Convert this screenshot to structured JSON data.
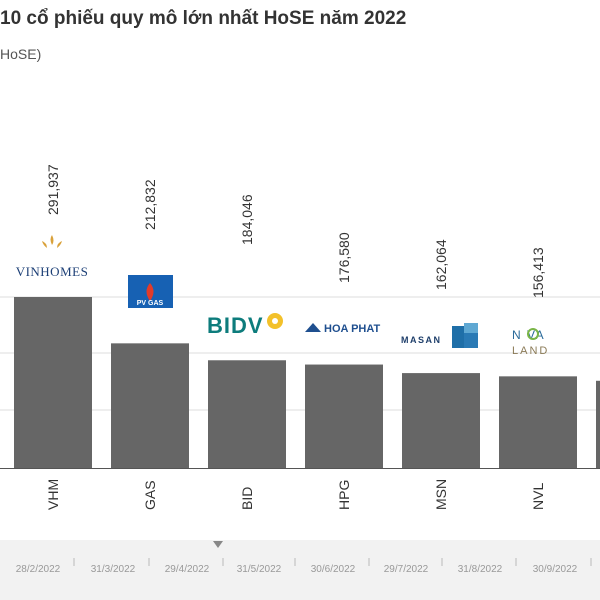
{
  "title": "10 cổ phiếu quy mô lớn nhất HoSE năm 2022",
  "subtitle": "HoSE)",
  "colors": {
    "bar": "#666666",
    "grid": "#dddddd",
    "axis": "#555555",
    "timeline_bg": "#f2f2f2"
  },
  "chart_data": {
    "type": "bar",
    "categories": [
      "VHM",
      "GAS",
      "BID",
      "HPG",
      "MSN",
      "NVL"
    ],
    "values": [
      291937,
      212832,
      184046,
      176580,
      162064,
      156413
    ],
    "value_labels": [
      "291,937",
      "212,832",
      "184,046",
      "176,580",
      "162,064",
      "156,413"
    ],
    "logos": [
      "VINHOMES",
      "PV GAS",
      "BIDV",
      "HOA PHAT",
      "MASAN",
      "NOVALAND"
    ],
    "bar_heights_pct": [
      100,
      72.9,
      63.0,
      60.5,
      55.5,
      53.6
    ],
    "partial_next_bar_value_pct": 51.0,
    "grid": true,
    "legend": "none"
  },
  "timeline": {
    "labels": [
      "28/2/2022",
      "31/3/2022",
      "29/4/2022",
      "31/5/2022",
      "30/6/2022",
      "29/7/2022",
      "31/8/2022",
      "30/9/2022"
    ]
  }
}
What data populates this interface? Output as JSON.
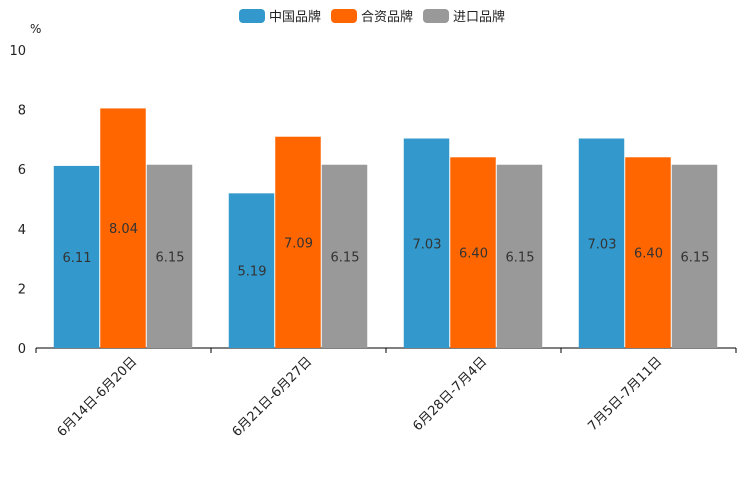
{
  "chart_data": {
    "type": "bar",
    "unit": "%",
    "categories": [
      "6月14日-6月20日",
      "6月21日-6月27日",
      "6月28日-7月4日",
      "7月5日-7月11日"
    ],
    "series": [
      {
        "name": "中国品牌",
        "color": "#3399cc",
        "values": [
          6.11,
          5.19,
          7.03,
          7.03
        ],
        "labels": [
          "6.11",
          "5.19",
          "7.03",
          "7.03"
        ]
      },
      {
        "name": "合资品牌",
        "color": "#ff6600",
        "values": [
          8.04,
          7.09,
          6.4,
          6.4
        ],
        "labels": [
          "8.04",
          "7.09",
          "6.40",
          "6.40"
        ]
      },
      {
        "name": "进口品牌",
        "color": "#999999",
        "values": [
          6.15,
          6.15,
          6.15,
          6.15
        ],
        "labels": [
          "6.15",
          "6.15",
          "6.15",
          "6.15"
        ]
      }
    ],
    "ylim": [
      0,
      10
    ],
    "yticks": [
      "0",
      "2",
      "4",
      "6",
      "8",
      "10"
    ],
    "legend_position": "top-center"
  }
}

......

→ TASK PROMPT
Leave out all images, then reproduce the entries above exactly.

→ FINISHED ANSWER
Convert this screenshot to structured JSON data.
{
  "title": "10 cổ phiếu quy mô lớn nhất HoSE năm 2022",
  "subtitle": "HoSE)",
  "colors": {
    "bar": "#666666",
    "grid": "#dddddd",
    "axis": "#555555",
    "timeline_bg": "#f2f2f2"
  },
  "chart_data": {
    "type": "bar",
    "categories": [
      "VHM",
      "GAS",
      "BID",
      "HPG",
      "MSN",
      "NVL"
    ],
    "values": [
      291937,
      212832,
      184046,
      176580,
      162064,
      156413
    ],
    "value_labels": [
      "291,937",
      "212,832",
      "184,046",
      "176,580",
      "162,064",
      "156,413"
    ],
    "logos": [
      "VINHOMES",
      "PV GAS",
      "BIDV",
      "HOA PHAT",
      "MASAN",
      "NOVALAND"
    ],
    "bar_heights_pct": [
      100,
      72.9,
      63.0,
      60.5,
      55.5,
      53.6
    ],
    "partial_next_bar_value_pct": 51.0,
    "grid": true,
    "legend": "none"
  },
  "timeline": {
    "labels": [
      "28/2/2022",
      "31/3/2022",
      "29/4/2022",
      "31/5/2022",
      "30/6/2022",
      "29/7/2022",
      "31/8/2022",
      "30/9/2022"
    ]
  }
}
What data populates this interface? Output as JSON.
{
  "chart_data": {
    "type": "bar",
    "unit": "%",
    "categories": [
      "6月14日-6月20日",
      "6月21日-6月27日",
      "6月28日-7月4日",
      "7月5日-7月11日"
    ],
    "series": [
      {
        "name": "中国品牌",
        "color": "#3399cc",
        "values": [
          6.11,
          5.19,
          7.03,
          7.03
        ],
        "labels": [
          "6.11",
          "5.19",
          "7.03",
          "7.03"
        ]
      },
      {
        "name": "合资品牌",
        "color": "#ff6600",
        "values": [
          8.04,
          7.09,
          6.4,
          6.4
        ],
        "labels": [
          "8.04",
          "7.09",
          "6.40",
          "6.40"
        ]
      },
      {
        "name": "进口品牌",
        "color": "#999999",
        "values": [
          6.15,
          6.15,
          6.15,
          6.15
        ],
        "labels": [
          "6.15",
          "6.15",
          "6.15",
          "6.15"
        ]
      }
    ],
    "ylim": [
      0,
      10
    ],
    "yticks": [
      "0",
      "2",
      "4",
      "6",
      "8",
      "10"
    ],
    "legend_position": "top-center"
  }
}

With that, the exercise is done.